**TASK OBJECTIVE**
Every entry must be copied word for word.

===============

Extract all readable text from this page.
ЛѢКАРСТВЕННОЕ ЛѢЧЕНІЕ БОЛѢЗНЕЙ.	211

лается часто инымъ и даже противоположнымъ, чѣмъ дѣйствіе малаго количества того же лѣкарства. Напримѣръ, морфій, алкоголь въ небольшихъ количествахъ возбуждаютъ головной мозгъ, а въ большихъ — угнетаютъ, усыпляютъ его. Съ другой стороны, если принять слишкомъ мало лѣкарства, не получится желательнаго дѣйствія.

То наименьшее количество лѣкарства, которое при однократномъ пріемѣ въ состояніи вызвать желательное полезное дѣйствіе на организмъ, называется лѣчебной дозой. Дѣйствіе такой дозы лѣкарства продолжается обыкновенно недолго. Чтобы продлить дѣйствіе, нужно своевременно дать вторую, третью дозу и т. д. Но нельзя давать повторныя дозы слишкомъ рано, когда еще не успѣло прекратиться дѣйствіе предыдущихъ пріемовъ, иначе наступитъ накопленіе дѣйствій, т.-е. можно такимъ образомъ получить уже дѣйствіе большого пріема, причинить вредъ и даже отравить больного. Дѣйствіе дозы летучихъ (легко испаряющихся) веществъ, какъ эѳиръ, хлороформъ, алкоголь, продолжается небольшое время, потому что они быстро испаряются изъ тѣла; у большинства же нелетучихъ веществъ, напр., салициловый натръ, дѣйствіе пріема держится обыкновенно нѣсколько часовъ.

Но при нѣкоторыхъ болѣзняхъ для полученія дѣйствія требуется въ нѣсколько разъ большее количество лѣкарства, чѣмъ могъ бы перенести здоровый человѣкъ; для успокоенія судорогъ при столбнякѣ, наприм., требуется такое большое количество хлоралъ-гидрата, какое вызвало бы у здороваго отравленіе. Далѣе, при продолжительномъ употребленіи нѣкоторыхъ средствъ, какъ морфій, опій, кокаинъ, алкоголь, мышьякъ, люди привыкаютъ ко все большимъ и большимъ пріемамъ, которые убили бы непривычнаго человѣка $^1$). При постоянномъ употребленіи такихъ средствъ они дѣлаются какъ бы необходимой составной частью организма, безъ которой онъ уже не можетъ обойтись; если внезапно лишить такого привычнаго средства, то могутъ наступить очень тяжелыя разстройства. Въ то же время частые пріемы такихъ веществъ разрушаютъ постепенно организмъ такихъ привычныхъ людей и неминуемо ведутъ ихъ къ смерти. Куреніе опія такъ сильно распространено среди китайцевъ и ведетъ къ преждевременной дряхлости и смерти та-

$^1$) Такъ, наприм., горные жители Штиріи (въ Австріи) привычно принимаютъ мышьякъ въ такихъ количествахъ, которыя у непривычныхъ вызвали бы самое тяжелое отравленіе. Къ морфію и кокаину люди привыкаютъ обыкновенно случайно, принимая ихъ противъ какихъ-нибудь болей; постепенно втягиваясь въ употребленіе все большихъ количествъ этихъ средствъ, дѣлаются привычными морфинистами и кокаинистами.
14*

===============

**EXERCISE RESULT**
Extract all readable text from this page.
ЛѢКАРСТВЕННОЕ ЛѢЧЕНІЕ БОЛѢЗНЕЙ.	211

лается часто инымъ и даже противоположнымъ, чѣмъ дѣйствіе малаго количества того же лѣкарства. Напримѣръ, морфій, алкоголь въ небольшихъ количествахъ возбуждаютъ головной мозгъ, а въ большихъ — угнетаютъ, усыпляютъ его. Съ другой стороны, если принять слишкомъ мало лѣкарства, не получится желательнаго дѣйствія.

То наименьшее количество лѣкарства, которое при однократномъ пріемѣ въ состояніи вызвать желательное полезное дѣйствіе на организмъ, называется лѣчебной дозой. Дѣйствіе такой дозы лѣкарства продолжается обыкновенно недолго. Чтобы продлить дѣйствіе, нужно своевременно дать вторую, третью дозу и т. д. Но нельзя давать повторныя дозы слишкомъ рано, когда еще не успѣло прекратиться дѣйствіе предыдущихъ пріемовъ, иначе наступитъ накопленіе дѣйствій, т.-е. можно такимъ образомъ получить уже дѣйствіе большого пріема, причинить вредъ и даже отравить больного. Дѣйствіе дозы летучихъ (легко испаряющихся) веществъ, какъ эѳиръ, хлороформъ, алкоголь, продолжается небольшое время, потому что они быстро испаряются изъ тѣла; у большинства же нелетучихъ веществъ, напр., салициловый натръ, дѣйствіе пріема держится обыкновенно нѣсколько часовъ.

Но при нѣкоторыхъ болѣзняхъ для полученія дѣйствія требуется въ нѣсколько разъ большее количество лѣкарства, чѣмъ могъ бы перенести здоровый человѣкъ; для успокоенія судорогъ при столбнякѣ, наприм., требуется такое большое количество хлоралъ-гидрата, какое вызвало бы у здороваго отравленіе. Далѣе, при продолжительномъ употребленіи нѣкоторыхъ средствъ, какъ морфій, опій, кокаинъ, алкоголь, мышьякъ, люди привыкаютъ ко все большимъ и большимъ пріемамъ, которые убили бы непривычнаго человѣка $^1$). При постоянномъ употребленіи такихъ средствъ они дѣлаются какъ бы необходимой составной частью организма, безъ которой онъ уже не можетъ обойтись; если внезапно лишить такого привычнаго средства, то могутъ наступить очень тяжелыя разстройства. Въ то же время частые пріемы такихъ веществъ разрушаютъ постепенно организмъ такихъ привычныхъ людей и неминуемо ведутъ ихъ къ смерти. Куреніе опія такъ сильно распространено среди китайцевъ и ведетъ къ преждевременной дряхлости и смерти та-

$^1$) Такъ, наприм., горные жители Штиріи (въ Австріи) привычно принимаютъ мышьякъ въ такихъ количествахъ, которыя у непривычныхъ вызвали бы самое тяжелое отравленіе. Къ морфію и кокаину люди привыкаютъ обыкновенно случайно, принимая ихъ противъ какихъ-нибудь болей; постепенно втягиваясь въ употребленіе все большихъ количествъ этихъ средствъ, дѣлаются привычными морфинистами и кокаинистами.
14*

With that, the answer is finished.